# Aim of the exercise
Note each line of the listing that contains the string "rows", and copy it.

Entries from a visual dataset

[Begin]

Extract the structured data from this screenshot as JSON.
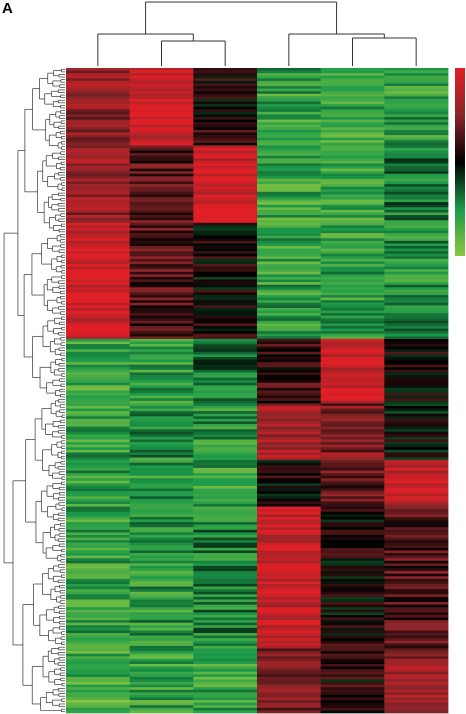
{
  "panel_label": "A",
  "chart_data": {
    "type": "heatmap",
    "title": "",
    "xlabel": "",
    "ylabel": "",
    "columns": 6,
    "column_dendrogram_order": [
      1,
      2,
      3,
      4,
      5,
      6
    ],
    "column_dendrogram_merges": [
      [
        2,
        3
      ],
      [
        1,
        "2-3"
      ],
      [
        5,
        6
      ],
      [
        4,
        "5-6"
      ],
      [
        "1-3",
        "4-6"
      ]
    ],
    "row_cluster_blocks": [
      {
        "rows": 30,
        "values": [
          0.55,
          0.9,
          0.1,
          -0.6,
          -0.65,
          -0.6
        ]
      },
      {
        "rows": 30,
        "values": [
          0.55,
          0.3,
          0.9,
          -0.65,
          -0.6,
          -0.4
        ]
      },
      {
        "rows": 45,
        "values": [
          0.92,
          0.3,
          0.05,
          -0.6,
          -0.6,
          -0.5
        ]
      },
      {
        "rows": 25,
        "values": [
          -0.65,
          -0.55,
          -0.35,
          0.2,
          0.9,
          0.05
        ]
      },
      {
        "rows": 22,
        "values": [
          -0.6,
          -0.5,
          -0.55,
          0.7,
          0.5,
          0.0
        ]
      },
      {
        "rows": 18,
        "values": [
          -0.6,
          -0.55,
          -0.6,
          0.05,
          0.35,
          0.8
        ]
      },
      {
        "rows": 55,
        "values": [
          -0.6,
          -0.55,
          -0.45,
          0.85,
          0.05,
          0.3
        ]
      },
      {
        "rows": 25,
        "values": [
          -0.7,
          -0.6,
          -0.65,
          0.5,
          0.1,
          0.6
        ]
      }
    ],
    "color_scale": {
      "min": -1,
      "max": 1,
      "stops": [
        {
          "v": -1,
          "color": "#8dc63f"
        },
        {
          "v": -0.5,
          "color": "#1b9a4a"
        },
        {
          "v": 0,
          "color": "#000000"
        },
        {
          "v": 0.5,
          "color": "#8b2529"
        },
        {
          "v": 1,
          "color": "#e01f26"
        }
      ]
    },
    "legend": "right"
  }
}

[End]

# Output of the exercise
        "rows": 30,
        "rows": 30,
        "rows": 45,
        "rows": 25,
        "rows": 22,
        "rows": 18,
        "rows": 55,
        "rows": 25,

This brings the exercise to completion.